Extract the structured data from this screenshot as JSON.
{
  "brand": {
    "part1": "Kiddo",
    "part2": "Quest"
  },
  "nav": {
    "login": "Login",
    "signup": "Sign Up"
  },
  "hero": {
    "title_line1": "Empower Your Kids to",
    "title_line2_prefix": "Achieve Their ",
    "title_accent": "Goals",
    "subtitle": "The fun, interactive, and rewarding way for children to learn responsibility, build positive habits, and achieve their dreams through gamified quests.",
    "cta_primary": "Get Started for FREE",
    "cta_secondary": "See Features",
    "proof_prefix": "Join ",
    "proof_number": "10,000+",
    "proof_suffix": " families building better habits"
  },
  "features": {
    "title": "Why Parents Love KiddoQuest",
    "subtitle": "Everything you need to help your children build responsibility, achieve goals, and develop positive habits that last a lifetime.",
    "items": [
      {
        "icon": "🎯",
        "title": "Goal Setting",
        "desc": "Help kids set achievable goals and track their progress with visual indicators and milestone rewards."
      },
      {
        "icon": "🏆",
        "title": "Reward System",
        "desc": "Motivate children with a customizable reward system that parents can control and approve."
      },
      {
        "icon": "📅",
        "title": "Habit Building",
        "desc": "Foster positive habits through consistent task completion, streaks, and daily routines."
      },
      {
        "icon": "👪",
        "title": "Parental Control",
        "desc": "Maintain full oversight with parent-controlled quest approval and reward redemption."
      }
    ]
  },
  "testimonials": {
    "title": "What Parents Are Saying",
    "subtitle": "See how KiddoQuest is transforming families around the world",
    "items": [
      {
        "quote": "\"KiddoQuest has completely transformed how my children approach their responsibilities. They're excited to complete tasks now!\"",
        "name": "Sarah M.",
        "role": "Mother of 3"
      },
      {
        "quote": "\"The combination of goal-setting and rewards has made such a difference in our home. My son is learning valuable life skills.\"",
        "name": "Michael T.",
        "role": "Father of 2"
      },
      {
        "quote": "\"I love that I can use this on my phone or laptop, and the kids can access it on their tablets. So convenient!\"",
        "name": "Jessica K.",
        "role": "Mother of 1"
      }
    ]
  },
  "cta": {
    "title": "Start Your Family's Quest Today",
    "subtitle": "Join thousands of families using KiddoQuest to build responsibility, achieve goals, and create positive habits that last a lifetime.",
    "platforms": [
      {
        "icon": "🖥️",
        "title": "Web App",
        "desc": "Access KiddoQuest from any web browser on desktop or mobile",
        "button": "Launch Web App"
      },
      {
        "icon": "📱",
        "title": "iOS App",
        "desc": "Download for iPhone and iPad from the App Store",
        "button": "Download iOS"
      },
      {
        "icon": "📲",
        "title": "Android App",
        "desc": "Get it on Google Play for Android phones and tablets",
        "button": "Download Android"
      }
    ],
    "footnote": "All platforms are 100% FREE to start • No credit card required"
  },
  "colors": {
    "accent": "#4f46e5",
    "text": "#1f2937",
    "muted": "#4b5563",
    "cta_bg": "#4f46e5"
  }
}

• **Exercise goal**
Find all lines where the word "Android" appears. Copy them.

• **Result of this task**
        "title": "Android App",
        "desc": "Get it on Google Play for Android phones and tablets",
        "button": "Download Android"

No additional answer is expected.